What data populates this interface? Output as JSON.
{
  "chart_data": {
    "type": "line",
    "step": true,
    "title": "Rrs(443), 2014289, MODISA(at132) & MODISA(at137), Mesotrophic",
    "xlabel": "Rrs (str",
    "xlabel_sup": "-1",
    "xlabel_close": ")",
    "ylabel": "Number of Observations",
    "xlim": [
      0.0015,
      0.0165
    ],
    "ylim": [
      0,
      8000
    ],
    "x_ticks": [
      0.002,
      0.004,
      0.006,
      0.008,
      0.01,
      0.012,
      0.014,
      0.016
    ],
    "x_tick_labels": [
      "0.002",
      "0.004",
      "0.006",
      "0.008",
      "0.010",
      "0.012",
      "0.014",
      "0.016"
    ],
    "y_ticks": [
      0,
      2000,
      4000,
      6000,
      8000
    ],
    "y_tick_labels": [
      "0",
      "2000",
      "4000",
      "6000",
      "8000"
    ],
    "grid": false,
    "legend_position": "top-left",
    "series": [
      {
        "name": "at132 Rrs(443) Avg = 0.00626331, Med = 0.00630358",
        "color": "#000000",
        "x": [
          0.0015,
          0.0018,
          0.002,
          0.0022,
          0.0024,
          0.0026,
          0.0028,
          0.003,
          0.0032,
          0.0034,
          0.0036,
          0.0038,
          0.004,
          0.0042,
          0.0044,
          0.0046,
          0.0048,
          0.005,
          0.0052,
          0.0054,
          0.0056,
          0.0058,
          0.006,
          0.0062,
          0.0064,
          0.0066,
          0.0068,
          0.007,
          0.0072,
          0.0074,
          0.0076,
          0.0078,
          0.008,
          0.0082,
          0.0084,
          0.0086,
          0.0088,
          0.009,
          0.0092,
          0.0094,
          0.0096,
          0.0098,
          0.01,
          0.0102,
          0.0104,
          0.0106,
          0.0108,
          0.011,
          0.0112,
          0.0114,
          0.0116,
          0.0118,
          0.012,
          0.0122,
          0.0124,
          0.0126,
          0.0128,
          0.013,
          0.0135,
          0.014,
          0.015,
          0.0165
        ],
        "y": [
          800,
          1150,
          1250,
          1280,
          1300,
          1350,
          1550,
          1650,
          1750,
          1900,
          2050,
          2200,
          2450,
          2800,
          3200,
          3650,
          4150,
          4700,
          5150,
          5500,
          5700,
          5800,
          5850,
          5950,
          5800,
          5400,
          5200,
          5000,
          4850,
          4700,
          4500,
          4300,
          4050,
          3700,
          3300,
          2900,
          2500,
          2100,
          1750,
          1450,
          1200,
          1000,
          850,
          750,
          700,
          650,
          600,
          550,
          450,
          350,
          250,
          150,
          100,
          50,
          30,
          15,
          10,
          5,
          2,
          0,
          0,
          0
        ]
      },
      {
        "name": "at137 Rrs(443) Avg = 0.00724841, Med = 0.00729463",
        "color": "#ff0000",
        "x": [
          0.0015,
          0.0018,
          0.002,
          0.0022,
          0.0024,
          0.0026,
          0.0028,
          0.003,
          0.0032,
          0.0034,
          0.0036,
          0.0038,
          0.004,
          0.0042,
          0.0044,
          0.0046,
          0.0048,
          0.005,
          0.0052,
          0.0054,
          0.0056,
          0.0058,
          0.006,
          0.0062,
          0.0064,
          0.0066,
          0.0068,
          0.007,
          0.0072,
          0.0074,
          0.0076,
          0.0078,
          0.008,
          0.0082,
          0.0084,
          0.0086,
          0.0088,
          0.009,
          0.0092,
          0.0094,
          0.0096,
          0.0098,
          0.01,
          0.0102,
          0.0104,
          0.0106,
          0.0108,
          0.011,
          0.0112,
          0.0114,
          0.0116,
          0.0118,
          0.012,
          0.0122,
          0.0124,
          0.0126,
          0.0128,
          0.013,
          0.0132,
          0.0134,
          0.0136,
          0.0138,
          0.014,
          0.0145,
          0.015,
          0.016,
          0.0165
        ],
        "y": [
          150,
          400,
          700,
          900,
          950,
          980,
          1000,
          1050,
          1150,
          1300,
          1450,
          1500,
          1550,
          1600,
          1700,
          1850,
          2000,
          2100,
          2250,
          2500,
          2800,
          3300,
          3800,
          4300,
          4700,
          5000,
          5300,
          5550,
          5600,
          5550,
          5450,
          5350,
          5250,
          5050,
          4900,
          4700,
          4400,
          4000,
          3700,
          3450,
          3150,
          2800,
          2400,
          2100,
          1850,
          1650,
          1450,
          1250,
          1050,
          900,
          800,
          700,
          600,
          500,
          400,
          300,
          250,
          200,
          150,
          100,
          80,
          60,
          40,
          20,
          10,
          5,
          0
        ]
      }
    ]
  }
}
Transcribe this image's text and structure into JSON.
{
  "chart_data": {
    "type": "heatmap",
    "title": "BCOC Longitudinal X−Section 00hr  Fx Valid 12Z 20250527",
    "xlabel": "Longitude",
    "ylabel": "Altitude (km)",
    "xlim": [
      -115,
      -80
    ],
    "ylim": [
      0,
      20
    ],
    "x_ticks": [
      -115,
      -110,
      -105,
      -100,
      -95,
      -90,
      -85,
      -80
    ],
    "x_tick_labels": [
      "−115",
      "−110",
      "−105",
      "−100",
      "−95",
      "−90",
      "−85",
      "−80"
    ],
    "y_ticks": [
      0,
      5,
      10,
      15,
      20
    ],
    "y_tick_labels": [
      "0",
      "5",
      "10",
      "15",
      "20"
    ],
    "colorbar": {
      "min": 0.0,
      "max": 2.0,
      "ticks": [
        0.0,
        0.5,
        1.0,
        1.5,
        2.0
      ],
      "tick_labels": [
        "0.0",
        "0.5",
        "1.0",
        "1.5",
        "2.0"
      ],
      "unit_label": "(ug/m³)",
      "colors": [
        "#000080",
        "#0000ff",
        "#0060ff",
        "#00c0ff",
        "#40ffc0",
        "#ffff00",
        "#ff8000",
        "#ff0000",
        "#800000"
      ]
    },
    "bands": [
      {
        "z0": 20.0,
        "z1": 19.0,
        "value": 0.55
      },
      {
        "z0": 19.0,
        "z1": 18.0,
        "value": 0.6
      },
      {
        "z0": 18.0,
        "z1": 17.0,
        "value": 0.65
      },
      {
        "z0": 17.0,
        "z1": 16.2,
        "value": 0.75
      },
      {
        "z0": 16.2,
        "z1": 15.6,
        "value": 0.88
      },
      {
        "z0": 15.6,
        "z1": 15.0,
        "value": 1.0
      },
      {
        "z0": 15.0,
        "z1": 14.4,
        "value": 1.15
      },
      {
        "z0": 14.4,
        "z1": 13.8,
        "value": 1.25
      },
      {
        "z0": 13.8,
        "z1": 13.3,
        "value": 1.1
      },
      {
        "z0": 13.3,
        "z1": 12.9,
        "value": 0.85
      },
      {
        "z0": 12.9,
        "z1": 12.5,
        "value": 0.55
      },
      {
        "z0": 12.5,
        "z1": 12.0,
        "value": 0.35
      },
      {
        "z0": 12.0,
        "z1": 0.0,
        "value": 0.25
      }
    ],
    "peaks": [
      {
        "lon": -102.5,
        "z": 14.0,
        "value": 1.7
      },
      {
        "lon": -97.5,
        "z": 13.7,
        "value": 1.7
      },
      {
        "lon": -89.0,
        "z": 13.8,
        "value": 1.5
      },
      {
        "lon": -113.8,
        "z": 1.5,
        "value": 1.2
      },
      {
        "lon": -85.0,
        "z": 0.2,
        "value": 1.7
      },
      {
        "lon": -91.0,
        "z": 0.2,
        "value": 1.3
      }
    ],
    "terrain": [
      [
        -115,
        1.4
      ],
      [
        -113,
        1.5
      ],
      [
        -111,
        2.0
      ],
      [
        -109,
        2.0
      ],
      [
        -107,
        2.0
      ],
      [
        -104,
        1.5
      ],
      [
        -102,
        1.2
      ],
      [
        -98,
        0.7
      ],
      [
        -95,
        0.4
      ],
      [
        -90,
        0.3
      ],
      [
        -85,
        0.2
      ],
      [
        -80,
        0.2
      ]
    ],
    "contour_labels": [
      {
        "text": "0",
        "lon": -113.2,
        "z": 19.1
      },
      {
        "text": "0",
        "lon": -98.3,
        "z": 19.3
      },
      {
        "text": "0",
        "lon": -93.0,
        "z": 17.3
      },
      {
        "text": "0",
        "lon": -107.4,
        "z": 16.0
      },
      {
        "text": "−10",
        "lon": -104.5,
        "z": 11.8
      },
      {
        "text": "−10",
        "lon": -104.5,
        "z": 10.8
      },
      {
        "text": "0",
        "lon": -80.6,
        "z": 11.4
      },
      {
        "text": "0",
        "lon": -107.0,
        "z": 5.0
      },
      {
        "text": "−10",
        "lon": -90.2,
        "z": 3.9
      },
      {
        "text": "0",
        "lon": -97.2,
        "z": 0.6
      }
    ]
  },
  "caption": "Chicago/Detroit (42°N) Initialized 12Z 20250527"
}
= = = =
> **EXERCISE GOAL**
Say how many lines hold the word "JSON", giving the number and nothing else.

> **TASK SOLUTION**
2